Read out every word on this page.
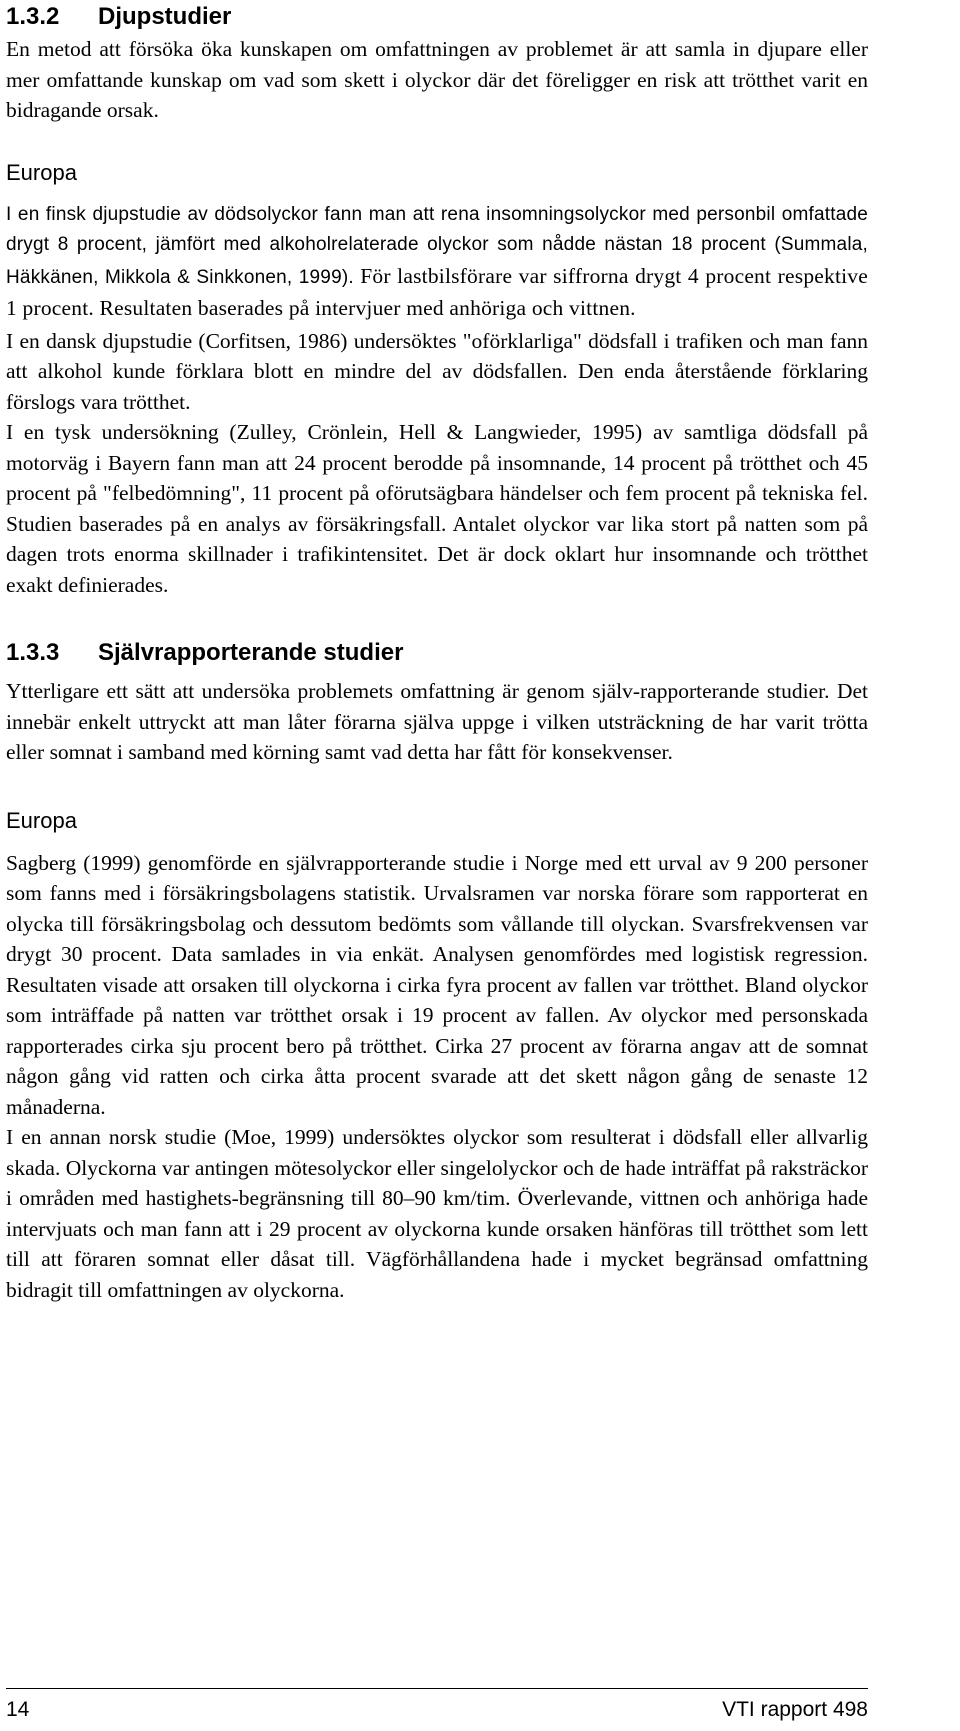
1.3.2 Djupstudier

En metod att försöka öka kunskapen om omfattningen av problemet är att samla in djupare eller mer omfattande kunskap om vad som skett i olyckor där det föreligger en risk att trötthet varit en bidragande orsak.

Europa

I en finsk djupstudie av dödsolyckor fann man att rena insomningsolyckor med personbil omfattade drygt 8 procent, jämfört med alkoholrelaterade olyckor som nådde nästan 18 procent (Summala, Häkkänen, Mikkola & Sinkkonen, 1999). För lastbilsförare var siffrorna drygt 4 procent respektive 1 procent. Resultaten baserades på intervjuer med anhöriga och vittnen.

I en dansk djupstudie (Corfitsen, 1986) undersöktes "oförklarliga" dödsfall i trafiken och man fann att alkohol kunde förklara blott en mindre del av dödsfallen. Den enda återstående förklaring förslogs vara trötthet.

I en tysk undersökning (Zulley, Crönlein, Hell & Langwieder, 1995) av samtliga dödsfall på motorväg i Bayern fann man att 24 procent berodde på insomnande, 14 procent på trötthet och 45 procent på "felbedömning", 11 procent på oförutsägbara händelser och fem procent på tekniska fel. Studien baserades på en analys av försäkringsfall. Antalet olyckor var lika stort på natten som på dagen trots enorma skillnader i trafikintensitet. Det är dock oklart hur insomnande och trötthet exakt definierades.

1.3.3 Självrapporterande studier

Ytterligare ett sätt att undersöka problemets omfattning är genom själv-rapporterande studier. Det innebär enkelt uttryckt att man låter förarna själva uppge i vilken utsträckning de har varit trötta eller somnat i samband med körning samt vad detta har fått för konsekvenser.

Europa

Sagberg (1999) genomförde en självrapporterande studie i Norge med ett urval av 9 200 personer som fanns med i försäkringsbolagens statistik. Urvalsramen var norska förare som rapporterat en olycka till försäkringsbolag och dessutom bedömts som vållande till olyckan. Svarsfrekvensen var drygt 30 procent. Data samlades in via enkät. Analysen genomfördes med logistisk regression. Resultaten visade att orsaken till olyckorna i cirka fyra procent av fallen var trötthet. Bland olyckor som inträffade på natten var trötthet orsak i 19 procent av fallen. Av olyckor med personskada rapporterades cirka sju procent bero på trötthet. Cirka 27 procent av förarna angav att de somnat någon gång vid ratten och cirka åtta procent svarade att det skett någon gång de senaste 12 månaderna.

I en annan norsk studie (Moe, 1999) undersöktes olyckor som resulterat i dödsfall eller allvarlig skada. Olyckorna var antingen mötesolyckor eller singelolyckor och de hade inträffat på raksträckor i områden med hastighets-begränsning till 80–90 km/tim. Överlevande, vittnen och anhöriga hade intervjuats och man fann att i 29 procent av olyckorna kunde orsaken hänföras till trötthet som lett till att föraren somnat eller dåsat till. Vägförhållandena hade i mycket begränsad omfattning bidragit till omfattningen av olyckorna.

14	VTI rapport 498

---

Exercise goal: Look over the records. Copy the lines that include the word "eller".

Solution for this exercise:
En metod att försöka öka kunskapen om omfattningen av problemet är att samla in djupare eller mer omfattande kunskap om vad som skett i olyckor där det föreligger en risk att trötthet varit en bidragande orsak.
Ytterligare ett sätt att undersöka problemets omfattning är genom själv-rapporterande studier. Det innebär enkelt uttryckt att man låter förarna själva uppge i vilken utsträckning de har varit trötta eller somnat i samband med körning samt vad detta har fått för konsekvenser.
I en annan norsk studie (Moe, 1999) undersöktes olyckor som resulterat i dödsfall eller allvarlig skada. Olyckorna var antingen mötesolyckor eller singelolyckor och de hade inträffat på raksträckor i områden med hastighets-begränsning till 80–90 km/tim. Överlevande, vittnen och anhöriga hade intervjuats och man fann att i 29 procent av olyckorna kunde orsaken hänföras till trötthet som lett till att föraren somnat eller dåsat till. Vägförhållandena hade i mycket begränsad omfattning bidragit till omfattningen av olyckorna.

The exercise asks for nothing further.